*** Source material

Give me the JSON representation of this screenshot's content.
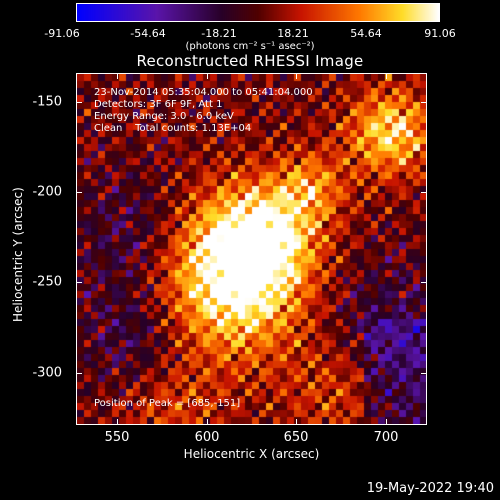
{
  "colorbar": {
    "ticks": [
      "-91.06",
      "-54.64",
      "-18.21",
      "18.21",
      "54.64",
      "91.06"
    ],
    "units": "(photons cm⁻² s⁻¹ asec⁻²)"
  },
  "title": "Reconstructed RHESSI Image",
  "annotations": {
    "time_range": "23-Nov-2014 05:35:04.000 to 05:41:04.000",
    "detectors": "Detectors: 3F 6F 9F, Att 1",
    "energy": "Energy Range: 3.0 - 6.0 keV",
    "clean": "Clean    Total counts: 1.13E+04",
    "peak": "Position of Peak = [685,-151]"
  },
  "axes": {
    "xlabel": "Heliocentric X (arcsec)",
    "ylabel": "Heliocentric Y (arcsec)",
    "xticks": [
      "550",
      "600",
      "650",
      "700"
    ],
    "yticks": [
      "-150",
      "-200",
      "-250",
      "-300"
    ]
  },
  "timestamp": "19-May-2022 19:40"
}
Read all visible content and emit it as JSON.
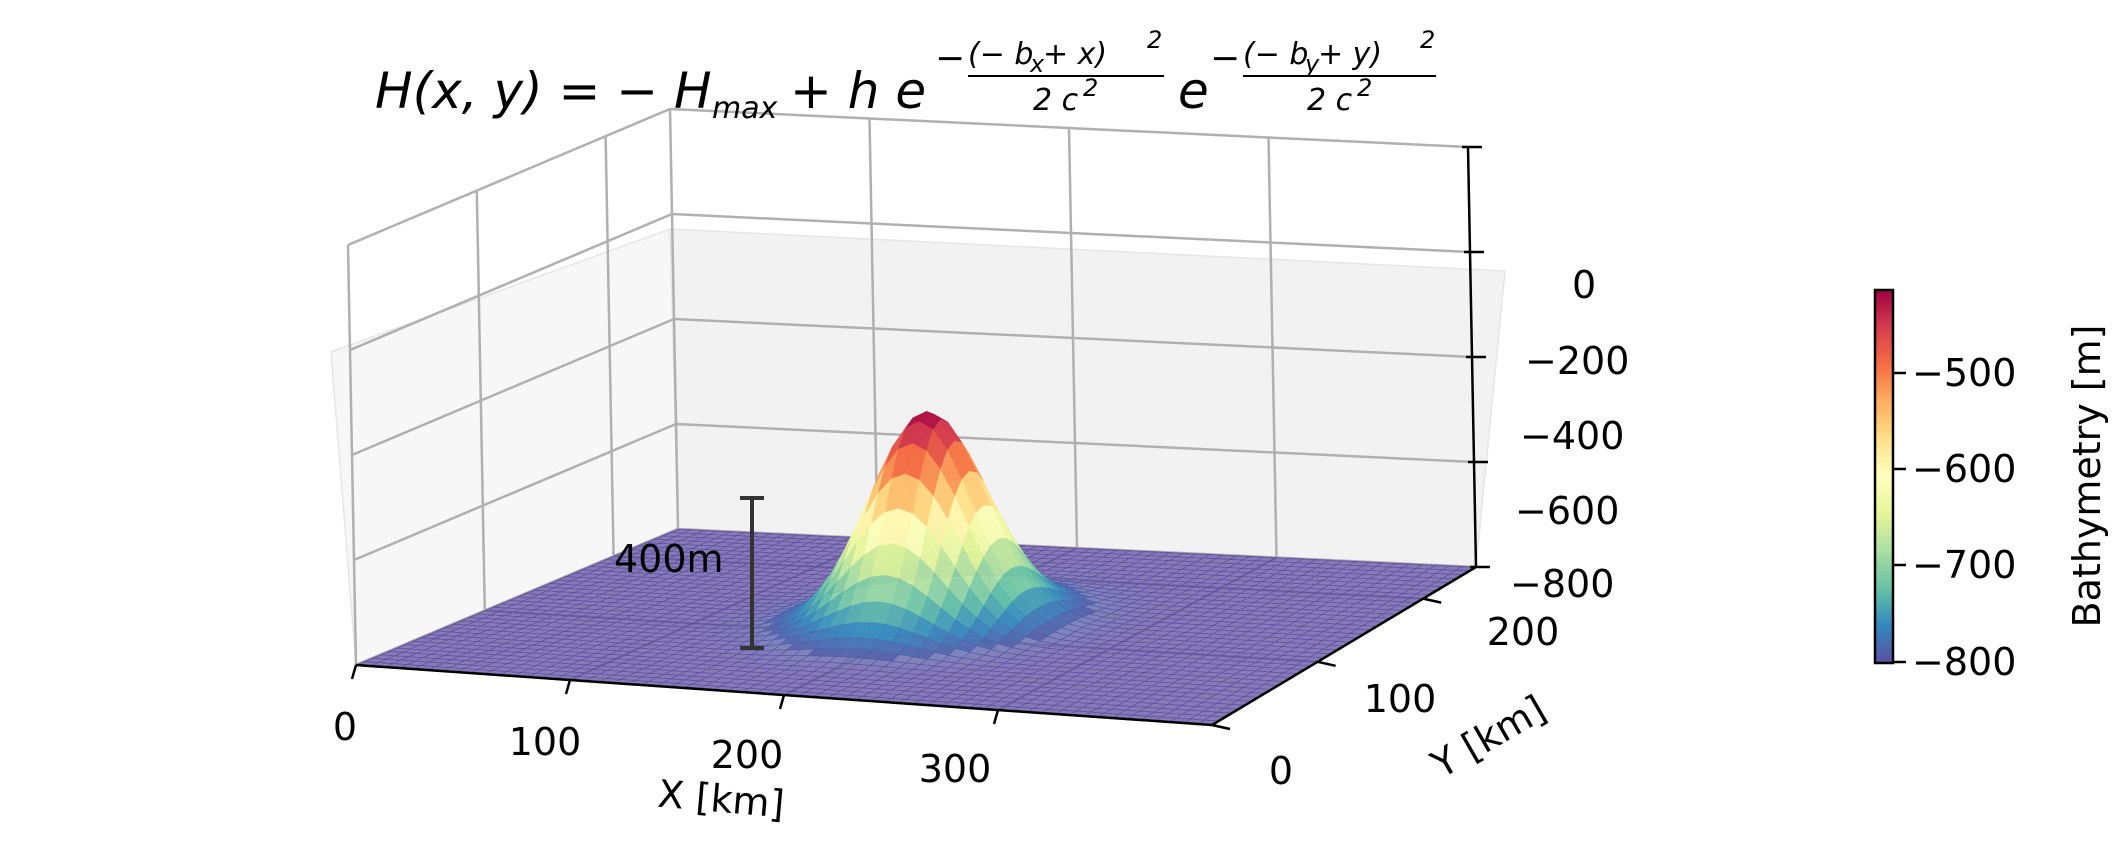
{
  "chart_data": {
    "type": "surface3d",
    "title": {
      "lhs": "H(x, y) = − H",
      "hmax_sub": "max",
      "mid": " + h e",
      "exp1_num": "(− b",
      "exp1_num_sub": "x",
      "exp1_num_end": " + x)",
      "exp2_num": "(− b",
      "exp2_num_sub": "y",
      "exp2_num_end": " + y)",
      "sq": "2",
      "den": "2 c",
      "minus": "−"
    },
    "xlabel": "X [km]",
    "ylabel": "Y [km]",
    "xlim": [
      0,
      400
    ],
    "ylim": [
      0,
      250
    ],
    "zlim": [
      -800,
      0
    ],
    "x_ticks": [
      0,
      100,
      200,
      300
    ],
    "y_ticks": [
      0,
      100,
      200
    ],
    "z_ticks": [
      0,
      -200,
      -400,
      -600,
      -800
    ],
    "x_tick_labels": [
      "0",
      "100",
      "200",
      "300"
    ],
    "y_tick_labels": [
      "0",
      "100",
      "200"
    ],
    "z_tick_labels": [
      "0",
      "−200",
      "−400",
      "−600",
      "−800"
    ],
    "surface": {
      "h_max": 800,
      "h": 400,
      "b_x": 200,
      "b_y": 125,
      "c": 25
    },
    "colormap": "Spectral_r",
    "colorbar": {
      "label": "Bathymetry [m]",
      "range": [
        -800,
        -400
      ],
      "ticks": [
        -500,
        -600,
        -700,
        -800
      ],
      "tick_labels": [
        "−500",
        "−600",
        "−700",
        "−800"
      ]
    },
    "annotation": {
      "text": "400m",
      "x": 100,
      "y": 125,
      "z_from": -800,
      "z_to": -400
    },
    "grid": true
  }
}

******

*Short exercise:*
Print, exactly and only, the lines running from the line with "Read all visible content and emit it as JSON." through the last line of the data, including both. Skip any picture.

*Solution below:*
Read all visible content and emit it as JSON.
{
  "chart_data": {
    "type": "surface3d",
    "title": {
      "lhs": "H(x, y) = − H",
      "hmax_sub": "max",
      "mid": " + h e",
      "exp1_num": "(− b",
      "exp1_num_sub": "x",
      "exp1_num_end": " + x)",
      "exp2_num": "(− b",
      "exp2_num_sub": "y",
      "exp2_num_end": " + y)",
      "sq": "2",
      "den": "2 c",
      "minus": "−"
    },
    "xlabel": "X [km]",
    "ylabel": "Y [km]",
    "xlim": [
      0,
      400
    ],
    "ylim": [
      0,
      250
    ],
    "zlim": [
      -800,
      0
    ],
    "x_ticks": [
      0,
      100,
      200,
      300
    ],
    "y_ticks": [
      0,
      100,
      200
    ],
    "z_ticks": [
      0,
      -200,
      -400,
      -600,
      -800
    ],
    "x_tick_labels": [
      "0",
      "100",
      "200",
      "300"
    ],
    "y_tick_labels": [
      "0",
      "100",
      "200"
    ],
    "z_tick_labels": [
      "0",
      "−200",
      "−400",
      "−600",
      "−800"
    ],
    "surface": {
      "h_max": 800,
      "h": 400,
      "b_x": 200,
      "b_y": 125,
      "c": 25
    },
    "colormap": "Spectral_r",
    "colorbar": {
      "label": "Bathymetry [m]",
      "range": [
        -800,
        -400
      ],
      "ticks": [
        -500,
        -600,
        -700,
        -800
      ],
      "tick_labels": [
        "−500",
        "−600",
        "−700",
        "−800"
      ]
    },
    "annotation": {
      "text": "400m",
      "x": 100,
      "y": 125,
      "z_from": -800,
      "z_to": -400
    },
    "grid": true
  }
}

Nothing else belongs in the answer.